* What you need to do
From the data that follows, copy every line holding the string "runs".

--- start of Dataset entries ---

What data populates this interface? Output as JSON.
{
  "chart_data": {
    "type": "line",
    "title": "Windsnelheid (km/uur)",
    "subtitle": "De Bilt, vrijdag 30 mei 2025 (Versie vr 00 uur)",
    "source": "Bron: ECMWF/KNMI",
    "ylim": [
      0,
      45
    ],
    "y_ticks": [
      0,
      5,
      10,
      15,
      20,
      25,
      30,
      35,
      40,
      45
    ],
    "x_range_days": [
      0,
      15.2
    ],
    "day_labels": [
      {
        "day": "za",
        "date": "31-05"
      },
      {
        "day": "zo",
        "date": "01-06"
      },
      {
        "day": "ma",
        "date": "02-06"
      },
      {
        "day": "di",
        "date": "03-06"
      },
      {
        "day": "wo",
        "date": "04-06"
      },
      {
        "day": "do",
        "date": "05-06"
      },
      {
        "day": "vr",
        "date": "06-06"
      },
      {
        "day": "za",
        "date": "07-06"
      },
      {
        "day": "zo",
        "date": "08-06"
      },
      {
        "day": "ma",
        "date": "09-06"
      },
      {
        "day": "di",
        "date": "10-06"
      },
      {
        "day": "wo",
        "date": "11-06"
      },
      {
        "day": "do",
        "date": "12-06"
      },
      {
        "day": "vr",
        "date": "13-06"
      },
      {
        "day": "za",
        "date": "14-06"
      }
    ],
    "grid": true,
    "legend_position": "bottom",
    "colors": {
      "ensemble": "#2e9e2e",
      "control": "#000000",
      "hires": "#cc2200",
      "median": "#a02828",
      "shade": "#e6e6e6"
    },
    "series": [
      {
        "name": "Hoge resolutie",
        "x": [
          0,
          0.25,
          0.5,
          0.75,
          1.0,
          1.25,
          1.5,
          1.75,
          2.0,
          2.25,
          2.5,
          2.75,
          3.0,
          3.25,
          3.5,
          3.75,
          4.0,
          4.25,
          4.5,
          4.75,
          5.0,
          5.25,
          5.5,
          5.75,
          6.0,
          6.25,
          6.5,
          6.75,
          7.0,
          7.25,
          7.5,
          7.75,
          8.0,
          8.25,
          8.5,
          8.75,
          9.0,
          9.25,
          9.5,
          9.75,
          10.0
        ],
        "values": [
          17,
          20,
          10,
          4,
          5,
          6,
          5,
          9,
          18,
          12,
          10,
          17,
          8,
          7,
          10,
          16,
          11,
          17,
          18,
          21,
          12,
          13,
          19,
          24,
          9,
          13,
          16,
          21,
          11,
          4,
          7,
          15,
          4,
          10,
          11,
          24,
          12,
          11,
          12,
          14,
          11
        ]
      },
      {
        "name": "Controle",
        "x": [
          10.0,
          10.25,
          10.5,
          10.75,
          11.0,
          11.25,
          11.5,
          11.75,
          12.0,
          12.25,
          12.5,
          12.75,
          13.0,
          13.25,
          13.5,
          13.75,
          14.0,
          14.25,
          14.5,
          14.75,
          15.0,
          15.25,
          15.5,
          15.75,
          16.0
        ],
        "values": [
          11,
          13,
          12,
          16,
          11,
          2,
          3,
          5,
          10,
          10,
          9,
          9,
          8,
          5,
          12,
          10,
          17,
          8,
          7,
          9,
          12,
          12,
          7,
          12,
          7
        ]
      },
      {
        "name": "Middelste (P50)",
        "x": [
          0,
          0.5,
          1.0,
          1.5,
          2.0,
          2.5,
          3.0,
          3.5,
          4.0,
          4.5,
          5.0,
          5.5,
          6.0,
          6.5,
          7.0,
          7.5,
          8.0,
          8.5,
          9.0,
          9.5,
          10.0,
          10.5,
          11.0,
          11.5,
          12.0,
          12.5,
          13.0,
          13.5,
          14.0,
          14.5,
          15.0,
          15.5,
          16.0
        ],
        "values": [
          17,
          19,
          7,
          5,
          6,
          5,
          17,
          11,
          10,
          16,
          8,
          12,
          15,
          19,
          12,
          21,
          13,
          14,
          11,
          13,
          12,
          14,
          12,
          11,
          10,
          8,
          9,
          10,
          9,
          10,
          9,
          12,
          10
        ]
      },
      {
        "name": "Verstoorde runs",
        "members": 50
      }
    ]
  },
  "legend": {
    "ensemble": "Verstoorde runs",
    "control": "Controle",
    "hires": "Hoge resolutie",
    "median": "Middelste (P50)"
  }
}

--- end of Dataset entries ---

* Answer below
        "name": "Verstoorde runs",
    "ensemble": "Verstoorde runs",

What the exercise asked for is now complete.